EXERCISE INSTRUCTIONS => Extract each line from the entries below that has the string "echtgenote" in it.

INPUT =>
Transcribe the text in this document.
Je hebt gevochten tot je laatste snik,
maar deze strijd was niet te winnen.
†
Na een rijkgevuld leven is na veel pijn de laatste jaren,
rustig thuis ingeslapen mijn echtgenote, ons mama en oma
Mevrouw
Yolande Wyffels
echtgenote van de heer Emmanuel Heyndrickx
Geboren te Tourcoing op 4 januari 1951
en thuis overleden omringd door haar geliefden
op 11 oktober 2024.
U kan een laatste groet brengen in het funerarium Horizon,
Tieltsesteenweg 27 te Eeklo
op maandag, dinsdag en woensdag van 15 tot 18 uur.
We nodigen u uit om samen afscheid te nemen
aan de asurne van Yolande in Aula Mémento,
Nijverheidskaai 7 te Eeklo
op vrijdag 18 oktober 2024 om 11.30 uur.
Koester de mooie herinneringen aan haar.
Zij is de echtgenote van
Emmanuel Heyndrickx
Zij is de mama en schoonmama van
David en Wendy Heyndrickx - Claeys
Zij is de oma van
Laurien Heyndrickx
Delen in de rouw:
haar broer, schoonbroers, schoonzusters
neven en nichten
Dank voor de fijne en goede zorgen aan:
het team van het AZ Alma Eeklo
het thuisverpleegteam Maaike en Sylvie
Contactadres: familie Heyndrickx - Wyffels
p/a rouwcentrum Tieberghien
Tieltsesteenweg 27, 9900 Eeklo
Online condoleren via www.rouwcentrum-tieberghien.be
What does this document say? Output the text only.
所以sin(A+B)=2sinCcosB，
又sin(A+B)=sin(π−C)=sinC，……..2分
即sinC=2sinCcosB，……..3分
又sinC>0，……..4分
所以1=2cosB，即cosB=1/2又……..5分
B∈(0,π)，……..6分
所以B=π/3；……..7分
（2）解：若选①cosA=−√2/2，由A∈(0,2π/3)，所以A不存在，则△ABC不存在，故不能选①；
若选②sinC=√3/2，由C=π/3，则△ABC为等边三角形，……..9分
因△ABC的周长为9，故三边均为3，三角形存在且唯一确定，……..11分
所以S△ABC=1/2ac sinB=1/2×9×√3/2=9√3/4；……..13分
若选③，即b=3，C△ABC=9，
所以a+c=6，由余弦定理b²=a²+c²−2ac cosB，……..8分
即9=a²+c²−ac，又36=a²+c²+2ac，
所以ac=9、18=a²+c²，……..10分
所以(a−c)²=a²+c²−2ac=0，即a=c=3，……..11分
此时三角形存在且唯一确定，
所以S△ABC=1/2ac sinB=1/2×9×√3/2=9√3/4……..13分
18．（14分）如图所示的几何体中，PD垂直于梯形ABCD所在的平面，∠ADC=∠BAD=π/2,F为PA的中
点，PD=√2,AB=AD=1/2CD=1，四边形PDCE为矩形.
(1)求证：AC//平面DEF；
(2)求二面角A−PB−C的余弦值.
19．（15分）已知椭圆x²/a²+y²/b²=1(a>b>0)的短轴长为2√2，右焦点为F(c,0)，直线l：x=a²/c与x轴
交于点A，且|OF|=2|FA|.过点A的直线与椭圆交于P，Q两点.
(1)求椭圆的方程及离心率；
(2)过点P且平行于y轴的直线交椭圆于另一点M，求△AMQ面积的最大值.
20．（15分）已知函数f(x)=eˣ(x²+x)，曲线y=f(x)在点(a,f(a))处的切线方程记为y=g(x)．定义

RESULT OF THE TASK =>
rustig thuis ingeslapen mijn echtgenote, ons mama en oma
echtgenote van de heer Emmanuel Heyndrickx
Zij is de echtgenote van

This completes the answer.